Begin GIVEN RECORDS

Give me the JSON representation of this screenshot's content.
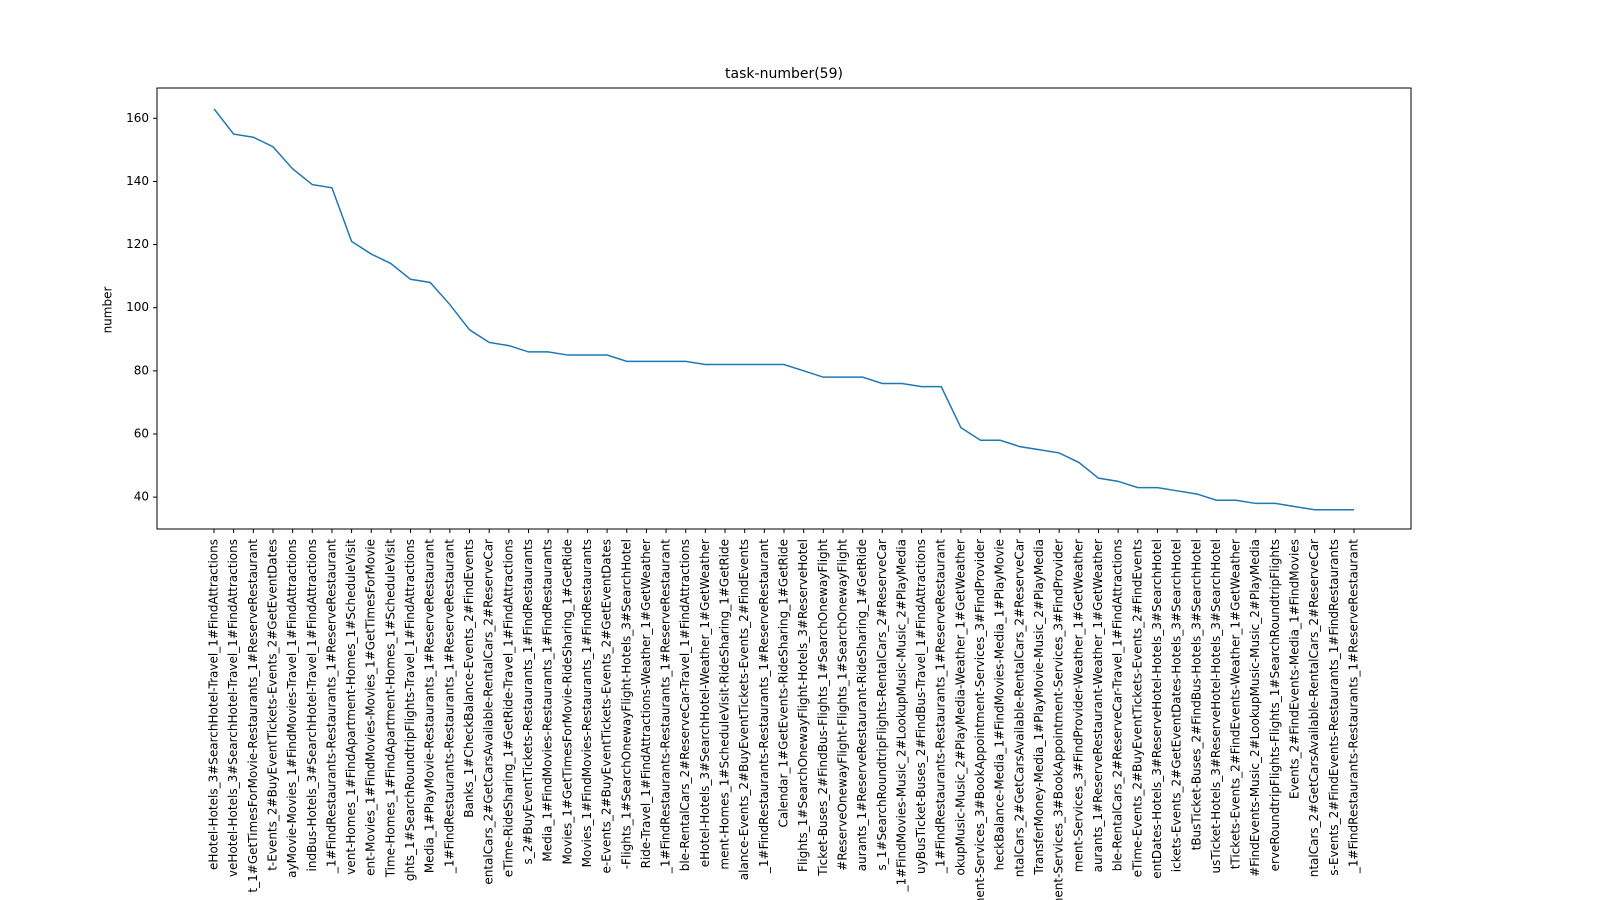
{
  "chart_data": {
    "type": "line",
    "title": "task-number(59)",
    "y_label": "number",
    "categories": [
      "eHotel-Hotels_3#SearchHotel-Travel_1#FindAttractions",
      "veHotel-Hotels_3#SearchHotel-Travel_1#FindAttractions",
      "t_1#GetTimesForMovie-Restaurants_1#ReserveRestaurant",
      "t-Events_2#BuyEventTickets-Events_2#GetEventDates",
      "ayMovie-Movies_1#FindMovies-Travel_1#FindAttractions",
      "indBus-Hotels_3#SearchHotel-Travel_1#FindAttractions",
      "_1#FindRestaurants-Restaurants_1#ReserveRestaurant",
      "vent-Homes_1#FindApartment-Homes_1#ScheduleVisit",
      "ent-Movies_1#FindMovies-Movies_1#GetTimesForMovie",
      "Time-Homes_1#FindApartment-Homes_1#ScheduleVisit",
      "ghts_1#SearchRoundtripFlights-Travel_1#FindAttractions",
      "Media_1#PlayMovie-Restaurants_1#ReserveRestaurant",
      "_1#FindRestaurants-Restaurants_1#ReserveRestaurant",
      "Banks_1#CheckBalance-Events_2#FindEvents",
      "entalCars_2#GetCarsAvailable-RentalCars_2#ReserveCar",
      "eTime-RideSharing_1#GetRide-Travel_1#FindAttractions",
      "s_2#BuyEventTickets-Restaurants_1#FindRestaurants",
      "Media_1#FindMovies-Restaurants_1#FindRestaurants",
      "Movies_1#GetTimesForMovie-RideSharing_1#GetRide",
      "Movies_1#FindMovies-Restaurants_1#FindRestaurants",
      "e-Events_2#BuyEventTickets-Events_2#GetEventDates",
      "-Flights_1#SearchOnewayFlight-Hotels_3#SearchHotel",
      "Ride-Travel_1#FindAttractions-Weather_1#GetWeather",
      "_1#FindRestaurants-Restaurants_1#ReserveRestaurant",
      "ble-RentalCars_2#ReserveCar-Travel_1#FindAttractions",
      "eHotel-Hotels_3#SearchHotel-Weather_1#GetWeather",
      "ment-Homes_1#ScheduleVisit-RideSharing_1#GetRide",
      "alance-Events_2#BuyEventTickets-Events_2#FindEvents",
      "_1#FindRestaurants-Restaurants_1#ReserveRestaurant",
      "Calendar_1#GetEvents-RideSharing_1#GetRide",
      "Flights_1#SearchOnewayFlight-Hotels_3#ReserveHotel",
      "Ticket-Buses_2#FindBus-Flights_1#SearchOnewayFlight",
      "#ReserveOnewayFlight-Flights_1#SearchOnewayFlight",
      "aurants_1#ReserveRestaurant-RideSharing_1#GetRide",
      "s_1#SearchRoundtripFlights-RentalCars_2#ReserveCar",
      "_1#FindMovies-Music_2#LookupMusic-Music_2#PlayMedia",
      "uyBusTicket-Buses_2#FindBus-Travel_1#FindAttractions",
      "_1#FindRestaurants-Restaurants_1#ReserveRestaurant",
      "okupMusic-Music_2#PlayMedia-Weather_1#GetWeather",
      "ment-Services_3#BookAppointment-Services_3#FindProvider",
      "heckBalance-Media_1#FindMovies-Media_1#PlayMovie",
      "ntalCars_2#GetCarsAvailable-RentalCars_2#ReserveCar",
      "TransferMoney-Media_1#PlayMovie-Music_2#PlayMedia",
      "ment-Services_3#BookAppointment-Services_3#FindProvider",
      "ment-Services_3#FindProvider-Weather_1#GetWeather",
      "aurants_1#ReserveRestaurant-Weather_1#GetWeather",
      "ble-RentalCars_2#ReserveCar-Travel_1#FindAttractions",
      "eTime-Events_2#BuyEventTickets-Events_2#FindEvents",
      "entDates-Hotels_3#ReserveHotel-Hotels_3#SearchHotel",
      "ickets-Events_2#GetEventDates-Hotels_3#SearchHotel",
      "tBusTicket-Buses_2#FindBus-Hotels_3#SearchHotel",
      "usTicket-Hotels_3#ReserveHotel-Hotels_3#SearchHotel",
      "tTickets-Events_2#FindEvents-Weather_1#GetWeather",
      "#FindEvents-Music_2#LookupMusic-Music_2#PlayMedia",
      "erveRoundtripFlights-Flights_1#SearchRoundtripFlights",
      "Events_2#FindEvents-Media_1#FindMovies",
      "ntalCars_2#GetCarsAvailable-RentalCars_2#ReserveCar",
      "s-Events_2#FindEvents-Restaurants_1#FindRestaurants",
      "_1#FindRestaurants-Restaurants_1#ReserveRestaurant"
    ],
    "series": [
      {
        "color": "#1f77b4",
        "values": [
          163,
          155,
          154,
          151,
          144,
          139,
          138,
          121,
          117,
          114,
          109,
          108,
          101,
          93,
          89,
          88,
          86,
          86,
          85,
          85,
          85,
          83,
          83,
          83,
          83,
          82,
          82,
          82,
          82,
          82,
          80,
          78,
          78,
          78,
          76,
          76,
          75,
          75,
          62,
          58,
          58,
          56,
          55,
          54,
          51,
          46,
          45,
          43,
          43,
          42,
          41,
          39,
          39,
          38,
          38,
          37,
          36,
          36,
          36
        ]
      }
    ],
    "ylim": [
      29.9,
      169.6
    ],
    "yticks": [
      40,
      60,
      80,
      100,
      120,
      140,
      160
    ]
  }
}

End GIVEN RECORDS

WRITTEN EXERCISE >>
Look through the listing above and count the lines where the string "GetTimesForMovie" appears. Report the number only.

ANSWER TO THIS EXERCISE >>
3